§ **Task**: Output exactly the lines from the line with "Transcribe the text in this document." through the end of the records below. Include nothing else.
--------------------------------------------------
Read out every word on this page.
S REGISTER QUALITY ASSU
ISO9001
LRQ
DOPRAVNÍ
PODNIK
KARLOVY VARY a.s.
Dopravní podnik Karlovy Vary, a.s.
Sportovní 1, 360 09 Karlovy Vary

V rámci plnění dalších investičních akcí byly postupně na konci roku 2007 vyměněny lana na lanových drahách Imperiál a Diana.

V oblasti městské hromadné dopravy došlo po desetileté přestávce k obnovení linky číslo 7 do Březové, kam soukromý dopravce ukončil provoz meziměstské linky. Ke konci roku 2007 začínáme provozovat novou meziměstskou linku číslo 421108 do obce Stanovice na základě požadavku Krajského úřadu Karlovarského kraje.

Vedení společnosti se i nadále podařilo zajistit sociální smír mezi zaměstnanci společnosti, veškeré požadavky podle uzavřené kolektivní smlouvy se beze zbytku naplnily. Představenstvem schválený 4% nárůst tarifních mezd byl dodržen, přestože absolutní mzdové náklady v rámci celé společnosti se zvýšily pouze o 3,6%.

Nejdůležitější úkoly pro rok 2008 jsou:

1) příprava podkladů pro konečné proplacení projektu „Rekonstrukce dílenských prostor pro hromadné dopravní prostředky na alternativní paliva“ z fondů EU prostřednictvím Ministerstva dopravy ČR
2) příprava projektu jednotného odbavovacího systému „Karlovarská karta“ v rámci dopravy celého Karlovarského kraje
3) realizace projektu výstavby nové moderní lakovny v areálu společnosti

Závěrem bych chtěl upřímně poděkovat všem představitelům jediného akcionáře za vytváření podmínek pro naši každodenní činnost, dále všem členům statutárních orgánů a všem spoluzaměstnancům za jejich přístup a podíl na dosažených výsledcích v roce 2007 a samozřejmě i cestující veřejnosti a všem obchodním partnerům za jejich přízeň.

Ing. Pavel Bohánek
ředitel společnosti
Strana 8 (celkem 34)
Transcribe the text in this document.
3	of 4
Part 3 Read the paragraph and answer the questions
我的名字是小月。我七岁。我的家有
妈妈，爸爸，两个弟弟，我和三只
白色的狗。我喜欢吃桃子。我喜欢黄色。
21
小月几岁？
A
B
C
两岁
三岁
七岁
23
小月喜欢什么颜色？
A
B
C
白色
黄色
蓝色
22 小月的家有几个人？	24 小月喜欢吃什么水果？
--------------------------------------------------
§ **Final result**:
Transcribe the text in this document.
3	of 4
Part 3 Read the paragraph and answer the questions
我的名字是小月。我七岁。我的家有
妈妈，爸爸，两个弟弟，我和三只
白色的狗。我喜欢吃桃子。我喜欢黄色。
21
小月几岁？
A
B
C
两岁
三岁
七岁
23
小月喜欢什么颜色？
A
B
C
白色
黄色
蓝色
22 小月的家有几个人？	24 小月喜欢吃什么水果？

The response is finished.